Enunciado
Transcreva sem alterações os registros, a começar pela primeira linha e terminando na linha que contém "bar-53: [289, 220, 293, 303]", inclusive.

Registros de dados
□ □ □ □

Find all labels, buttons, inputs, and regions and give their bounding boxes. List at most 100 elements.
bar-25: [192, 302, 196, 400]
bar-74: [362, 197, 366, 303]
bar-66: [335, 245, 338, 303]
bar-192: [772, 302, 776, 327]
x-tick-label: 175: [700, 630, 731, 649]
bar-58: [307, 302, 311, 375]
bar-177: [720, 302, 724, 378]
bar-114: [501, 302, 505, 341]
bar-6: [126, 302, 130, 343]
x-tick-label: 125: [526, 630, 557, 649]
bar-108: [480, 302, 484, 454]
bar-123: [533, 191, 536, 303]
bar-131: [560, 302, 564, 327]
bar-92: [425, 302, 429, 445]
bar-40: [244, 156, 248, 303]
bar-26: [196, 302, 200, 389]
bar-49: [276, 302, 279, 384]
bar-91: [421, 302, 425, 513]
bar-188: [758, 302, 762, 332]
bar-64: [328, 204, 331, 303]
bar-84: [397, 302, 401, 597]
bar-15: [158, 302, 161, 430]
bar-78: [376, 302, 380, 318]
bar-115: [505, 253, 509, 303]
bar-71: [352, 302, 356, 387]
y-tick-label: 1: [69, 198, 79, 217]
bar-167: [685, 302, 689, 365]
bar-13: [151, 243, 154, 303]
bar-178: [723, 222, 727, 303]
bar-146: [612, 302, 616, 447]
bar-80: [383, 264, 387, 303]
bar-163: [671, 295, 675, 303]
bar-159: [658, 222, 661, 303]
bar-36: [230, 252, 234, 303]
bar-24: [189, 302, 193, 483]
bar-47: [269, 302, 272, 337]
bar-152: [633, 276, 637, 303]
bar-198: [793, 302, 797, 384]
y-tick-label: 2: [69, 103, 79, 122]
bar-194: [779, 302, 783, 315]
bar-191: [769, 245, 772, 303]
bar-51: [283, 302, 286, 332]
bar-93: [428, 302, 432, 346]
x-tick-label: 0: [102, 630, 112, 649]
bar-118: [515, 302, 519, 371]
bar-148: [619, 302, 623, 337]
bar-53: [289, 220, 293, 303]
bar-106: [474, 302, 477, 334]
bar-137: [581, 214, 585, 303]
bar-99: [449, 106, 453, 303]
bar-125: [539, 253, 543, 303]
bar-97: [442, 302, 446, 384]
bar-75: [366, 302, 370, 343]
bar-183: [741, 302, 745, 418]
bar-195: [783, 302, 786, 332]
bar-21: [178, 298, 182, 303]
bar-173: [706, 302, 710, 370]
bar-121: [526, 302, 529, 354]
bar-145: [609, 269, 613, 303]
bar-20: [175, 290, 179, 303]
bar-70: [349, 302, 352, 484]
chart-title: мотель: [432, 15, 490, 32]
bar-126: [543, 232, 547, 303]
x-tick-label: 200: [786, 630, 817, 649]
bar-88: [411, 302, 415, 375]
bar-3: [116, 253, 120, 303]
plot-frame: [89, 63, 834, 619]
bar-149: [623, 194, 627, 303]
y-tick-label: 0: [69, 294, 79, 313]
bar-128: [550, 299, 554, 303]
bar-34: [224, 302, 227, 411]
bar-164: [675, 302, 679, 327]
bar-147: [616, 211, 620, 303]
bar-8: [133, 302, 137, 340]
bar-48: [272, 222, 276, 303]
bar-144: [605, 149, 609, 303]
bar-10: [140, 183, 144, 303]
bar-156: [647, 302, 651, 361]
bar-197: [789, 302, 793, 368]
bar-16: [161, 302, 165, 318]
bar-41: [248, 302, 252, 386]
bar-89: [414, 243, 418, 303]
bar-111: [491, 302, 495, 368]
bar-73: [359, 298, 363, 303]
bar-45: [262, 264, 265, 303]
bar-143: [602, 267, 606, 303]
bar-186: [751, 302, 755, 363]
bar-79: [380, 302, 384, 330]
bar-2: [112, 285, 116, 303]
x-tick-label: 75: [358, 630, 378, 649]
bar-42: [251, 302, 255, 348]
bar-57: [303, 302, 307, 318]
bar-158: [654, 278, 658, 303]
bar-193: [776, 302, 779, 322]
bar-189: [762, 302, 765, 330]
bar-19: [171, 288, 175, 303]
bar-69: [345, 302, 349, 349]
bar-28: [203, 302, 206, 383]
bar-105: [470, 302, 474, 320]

□ □ □ □

Resposta do exercício
Find all labels, buttons, inputs, and regions and give their bounding boxes. List at most 100 elements.
bar-25: [192, 302, 196, 400]
bar-74: [362, 197, 366, 303]
bar-66: [335, 245, 338, 303]
bar-192: [772, 302, 776, 327]
x-tick-label: 175: [700, 630, 731, 649]
bar-58: [307, 302, 311, 375]
bar-177: [720, 302, 724, 378]
bar-114: [501, 302, 505, 341]
bar-6: [126, 302, 130, 343]
x-tick-label: 125: [526, 630, 557, 649]
bar-108: [480, 302, 484, 454]
bar-123: [533, 191, 536, 303]
bar-131: [560, 302, 564, 327]
bar-92: [425, 302, 429, 445]
bar-40: [244, 156, 248, 303]
bar-26: [196, 302, 200, 389]
bar-49: [276, 302, 279, 384]
bar-91: [421, 302, 425, 513]
bar-188: [758, 302, 762, 332]
bar-64: [328, 204, 331, 303]
bar-84: [397, 302, 401, 597]
bar-15: [158, 302, 161, 430]
bar-78: [376, 302, 380, 318]
bar-115: [505, 253, 509, 303]
bar-71: [352, 302, 356, 387]
y-tick-label: 1: [69, 198, 79, 217]
bar-167: [685, 302, 689, 365]
bar-13: [151, 243, 154, 303]
bar-178: [723, 222, 727, 303]
bar-146: [612, 302, 616, 447]
bar-80: [383, 264, 387, 303]
bar-163: [671, 295, 675, 303]
bar-159: [658, 222, 661, 303]
bar-36: [230, 252, 234, 303]
bar-24: [189, 302, 193, 483]
bar-47: [269, 302, 272, 337]
bar-152: [633, 276, 637, 303]
bar-198: [793, 302, 797, 384]
y-tick-label: 2: [69, 103, 79, 122]
bar-194: [779, 302, 783, 315]
bar-191: [769, 245, 772, 303]
bar-51: [283, 302, 286, 332]
bar-93: [428, 302, 432, 346]
x-tick-label: 0: [102, 630, 112, 649]
bar-118: [515, 302, 519, 371]
bar-148: [619, 302, 623, 337]
bar-53: [289, 220, 293, 303]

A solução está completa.